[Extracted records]
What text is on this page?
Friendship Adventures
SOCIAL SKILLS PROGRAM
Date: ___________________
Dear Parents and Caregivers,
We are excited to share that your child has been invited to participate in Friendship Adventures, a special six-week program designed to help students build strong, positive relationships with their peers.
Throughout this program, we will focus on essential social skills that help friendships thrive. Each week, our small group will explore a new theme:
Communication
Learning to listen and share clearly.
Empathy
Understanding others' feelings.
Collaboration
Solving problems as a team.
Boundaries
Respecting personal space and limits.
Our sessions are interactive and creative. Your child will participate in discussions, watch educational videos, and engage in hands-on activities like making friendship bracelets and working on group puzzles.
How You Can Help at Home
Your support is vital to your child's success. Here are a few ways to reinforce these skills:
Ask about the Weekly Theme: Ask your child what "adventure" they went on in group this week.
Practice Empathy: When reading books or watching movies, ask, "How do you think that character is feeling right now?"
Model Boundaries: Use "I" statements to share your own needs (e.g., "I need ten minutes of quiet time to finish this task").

▸ Stated problem
Recopy the whole listing exactly.

▸ Problem solution
What text is on this page?
Friendship Adventures
SOCIAL SKILLS PROGRAM
Date: ___________________
Dear Parents and Caregivers,
We are excited to share that your child has been invited to participate in Friendship Adventures, a special six-week program designed to help students build strong, positive relationships with their peers.
Throughout this program, we will focus on essential social skills that help friendships thrive. Each week, our small group will explore a new theme:
Communication
Learning to listen and share clearly.
Empathy
Understanding others' feelings.
Collaboration
Solving problems as a team.
Boundaries
Respecting personal space and limits.
Our sessions are interactive and creative. Your child will participate in discussions, watch educational videos, and engage in hands-on activities like making friendship bracelets and working on group puzzles.
How You Can Help at Home
Your support is vital to your child's success. Here are a few ways to reinforce these skills:
Ask about the Weekly Theme: Ask your child what "adventure" they went on in group this week.
Practice Empathy: When reading books or watching movies, ask, "How do you think that character is feeling right now?"
Model Boundaries: Use "I" statements to share your own needs (e.g., "I need ten minutes of quiet time to finish this task").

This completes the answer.